> _WRITTEN EXERCISE_: Copy every line from the material below that holds "type".

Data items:
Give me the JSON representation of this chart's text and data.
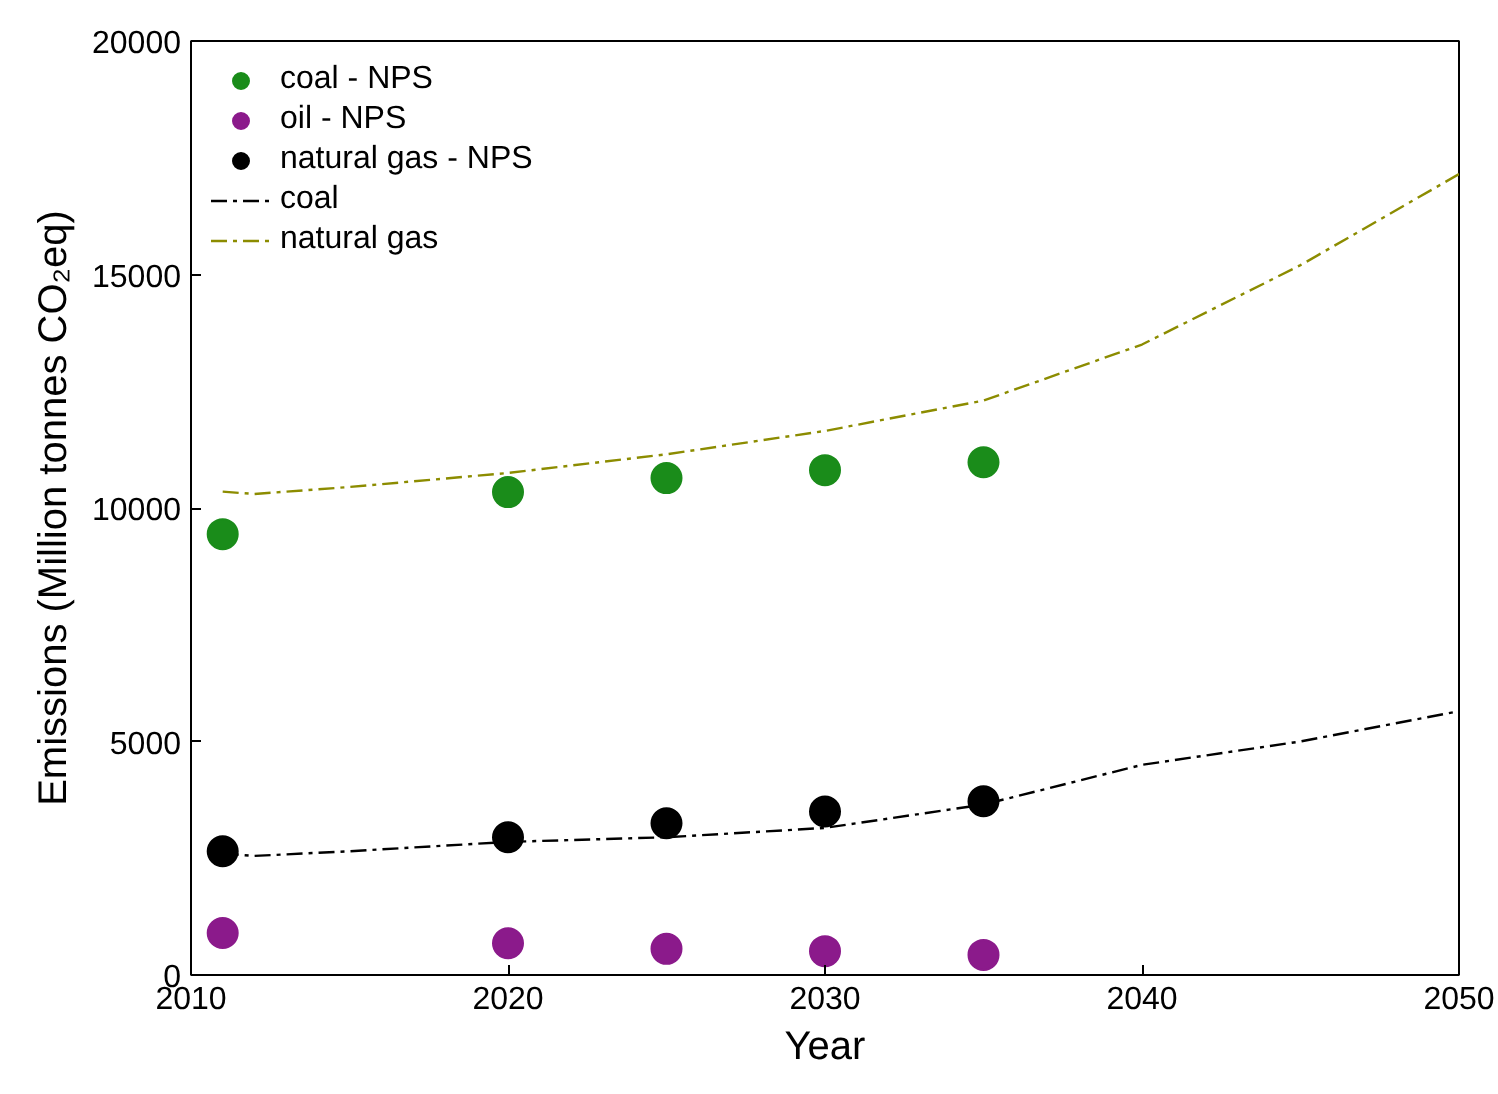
{
  "chart_data": {
    "type": "scatter",
    "xlabel": "Year",
    "ylabel": "Emissions (Million tonnes CO₂eq)",
    "xlim": [
      2010,
      2050
    ],
    "ylim": [
      0,
      20000
    ],
    "xticks": [
      2010,
      2020,
      2030,
      2040,
      2050
    ],
    "yticks": [
      0,
      5000,
      10000,
      15000,
      20000
    ],
    "grid": false,
    "legend": "top left",
    "marker": "circle",
    "series": [
      {
        "name": "coal - NPS",
        "color": "#1a8c1a",
        "x": [
          2011,
          2020,
          2025,
          2030,
          2035
        ],
        "values": [
          9440,
          10340,
          10640,
          10810,
          10980
        ]
      },
      {
        "name": "oil - NPS",
        "color": "#8b1a8b",
        "x": [
          2011,
          2020,
          2025,
          2030,
          2035
        ],
        "values": [
          900,
          680,
          560,
          510,
          430
        ]
      },
      {
        "name": "natural gas - NPS",
        "color": "#000000",
        "x": [
          2011,
          2020,
          2025,
          2030,
          2035
        ],
        "values": [
          2650,
          2950,
          3250,
          3500,
          3720
        ]
      },
      {
        "name": "coal",
        "type": "line",
        "line_style": "dashed",
        "marker": "none",
        "color": "#000000",
        "x": [
          2011,
          2012,
          2015,
          2020,
          2025,
          2030,
          2035,
          2040,
          2045,
          2050
        ],
        "values": [
          2600,
          2550,
          2650,
          2850,
          2950,
          3150,
          3650,
          4500,
          5000,
          5650
        ]
      },
      {
        "name": "natural gas",
        "type": "line",
        "line_style": "dashed",
        "marker": "none",
        "color": "#8c8c00",
        "x": [
          2011,
          2012,
          2015,
          2020,
          2025,
          2030,
          2035,
          2040,
          2045,
          2050
        ],
        "values": [
          10350,
          10300,
          10450,
          10750,
          11150,
          11650,
          12300,
          13500,
          15200,
          17150
        ]
      }
    ]
  }
}
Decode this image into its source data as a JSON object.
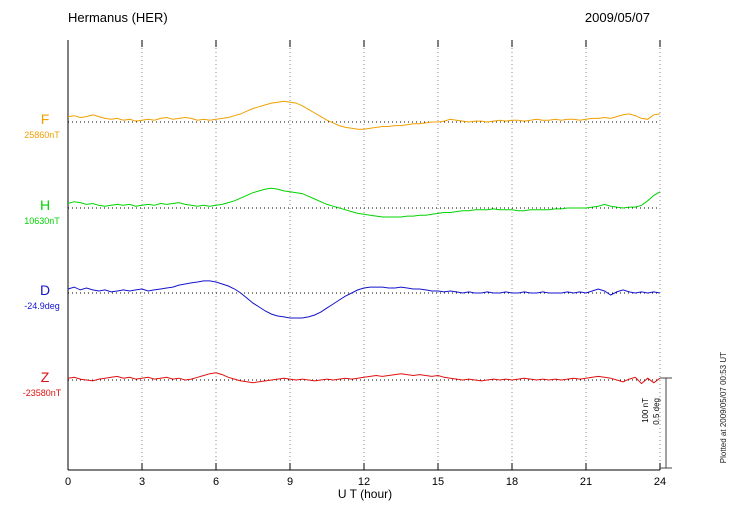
{
  "header": {
    "station": "Hermanus (HER)",
    "date": "2009/05/07"
  },
  "xlabel": "U T (hour)",
  "plotted_note": "Plotted at 2009/05/07 00:53 UT",
  "scalebar": {
    "labels": [
      "100 nT",
      "0.5 deg"
    ]
  },
  "colors": {
    "axis": "#000000",
    "grid": "#888888",
    "baseline": "#000000"
  },
  "chart_data": {
    "type": "line",
    "title": "Hermanus (HER)",
    "subtitle": "2009/05/07",
    "xlabel": "U T (hour)",
    "x_range": [
      0,
      24
    ],
    "x_ticks": [
      0,
      3,
      6,
      9,
      12,
      15,
      18,
      21,
      24
    ],
    "x_step_hours": 0.25,
    "grid": "dotted-vertical-at-ticks",
    "scale": {
      "nT_per_div": 100,
      "deg_per_div": 0.5
    },
    "series": [
      {
        "name": "F",
        "label": "F",
        "baseline_label": "25860nT",
        "units": "nT",
        "color": "#f0a000",
        "values": [
          6,
          7,
          5,
          6,
          8,
          6,
          4,
          3,
          4,
          2,
          3,
          1,
          2,
          3,
          2,
          4,
          5,
          3,
          4,
          5,
          4,
          2,
          3,
          2,
          3,
          4,
          5,
          7,
          9,
          12,
          15,
          17,
          19,
          21,
          22,
          23,
          22,
          21,
          18,
          14,
          10,
          6,
          2,
          -1,
          -4,
          -6,
          -7,
          -8,
          -8,
          -7,
          -6,
          -5,
          -5,
          -4,
          -4,
          -3,
          -2,
          -2,
          -1,
          0,
          0,
          1,
          3,
          2,
          1,
          0,
          1,
          1,
          0,
          1,
          2,
          1,
          2,
          2,
          1,
          2,
          3,
          2,
          2,
          3,
          2,
          3,
          3,
          2,
          3,
          4,
          4,
          5,
          4,
          6,
          8,
          9,
          7,
          4,
          3,
          8,
          9
        ]
      },
      {
        "name": "H",
        "label": "H",
        "baseline_label": "10630nT",
        "units": "nT",
        "color": "#00d400",
        "values": [
          5,
          7,
          6,
          4,
          5,
          3,
          2,
          3,
          4,
          3,
          4,
          2,
          3,
          4,
          3,
          5,
          4,
          5,
          6,
          4,
          3,
          2,
          3,
          2,
          3,
          4,
          6,
          8,
          11,
          14,
          17,
          19,
          21,
          22,
          21,
          19,
          18,
          17,
          16,
          13,
          10,
          7,
          4,
          2,
          0,
          -2,
          -4,
          -6,
          -7,
          -8,
          -9,
          -10,
          -10,
          -10,
          -10,
          -9,
          -9,
          -8,
          -8,
          -7,
          -6,
          -5,
          -5,
          -4,
          -3,
          -3,
          -2,
          -2,
          -2,
          -1,
          -2,
          -2,
          -2,
          -3,
          -3,
          -2,
          -2,
          -2,
          -2,
          -1,
          -1,
          0,
          0,
          0,
          0,
          1,
          2,
          4,
          2,
          1,
          0,
          1,
          1,
          3,
          8,
          14,
          18
        ]
      },
      {
        "name": "D",
        "label": "D",
        "baseline_label": "-24.9deg",
        "units": "deg",
        "color": "#1414cc",
        "values": [
          0.022,
          0.033,
          0.017,
          0.028,
          0.017,
          0.011,
          0.017,
          0.006,
          0.011,
          0.017,
          0.011,
          0.017,
          0.022,
          0.011,
          0.017,
          0.022,
          0.028,
          0.033,
          0.044,
          0.05,
          0.056,
          0.061,
          0.067,
          0.067,
          0.061,
          0.05,
          0.039,
          0.022,
          0,
          -0.028,
          -0.056,
          -0.078,
          -0.1,
          -0.117,
          -0.128,
          -0.133,
          -0.139,
          -0.139,
          -0.139,
          -0.133,
          -0.122,
          -0.106,
          -0.083,
          -0.061,
          -0.039,
          -0.017,
          0,
          0.017,
          0.028,
          0.033,
          0.033,
          0.033,
          0.028,
          0.028,
          0.033,
          0.028,
          0.022,
          0.022,
          0.017,
          0.011,
          0.011,
          0.006,
          0.011,
          0.006,
          0,
          0.006,
          0,
          0,
          0.006,
          0,
          0,
          0.006,
          0,
          0,
          0.006,
          0,
          0,
          0.006,
          0,
          0,
          0,
          0.006,
          0,
          0.006,
          0,
          0.011,
          0.022,
          0.011,
          -0.011,
          0.006,
          0.017,
          0.006,
          0,
          0.006,
          0,
          0.006,
          0
        ]
      },
      {
        "name": "Z",
        "label": "Z",
        "baseline_label": "-23580nT",
        "units": "nT",
        "color": "#e01010",
        "values": [
          2,
          3,
          1,
          0,
          -1,
          1,
          2,
          3,
          4,
          2,
          3,
          1,
          2,
          3,
          1,
          2,
          3,
          1,
          2,
          0,
          1,
          3,
          5,
          7,
          8,
          6,
          3,
          1,
          -1,
          -2,
          -3,
          -2,
          -1,
          0,
          1,
          2,
          1,
          0,
          1,
          0,
          -1,
          0,
          1,
          0,
          1,
          2,
          1,
          2,
          3,
          4,
          5,
          4,
          5,
          6,
          7,
          6,
          5,
          6,
          5,
          4,
          5,
          3,
          2,
          1,
          0,
          1,
          0,
          -1,
          0,
          1,
          0,
          1,
          0,
          1,
          2,
          1,
          0,
          1,
          0,
          1,
          0,
          1,
          2,
          1,
          2,
          3,
          4,
          3,
          2,
          0,
          -2,
          1,
          3,
          -4,
          2,
          -3,
          2
        ]
      }
    ]
  }
}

> _OUTPUT_:
    "type": "scatter",
        "type": "line",
        "type": "line",
    "type": "line",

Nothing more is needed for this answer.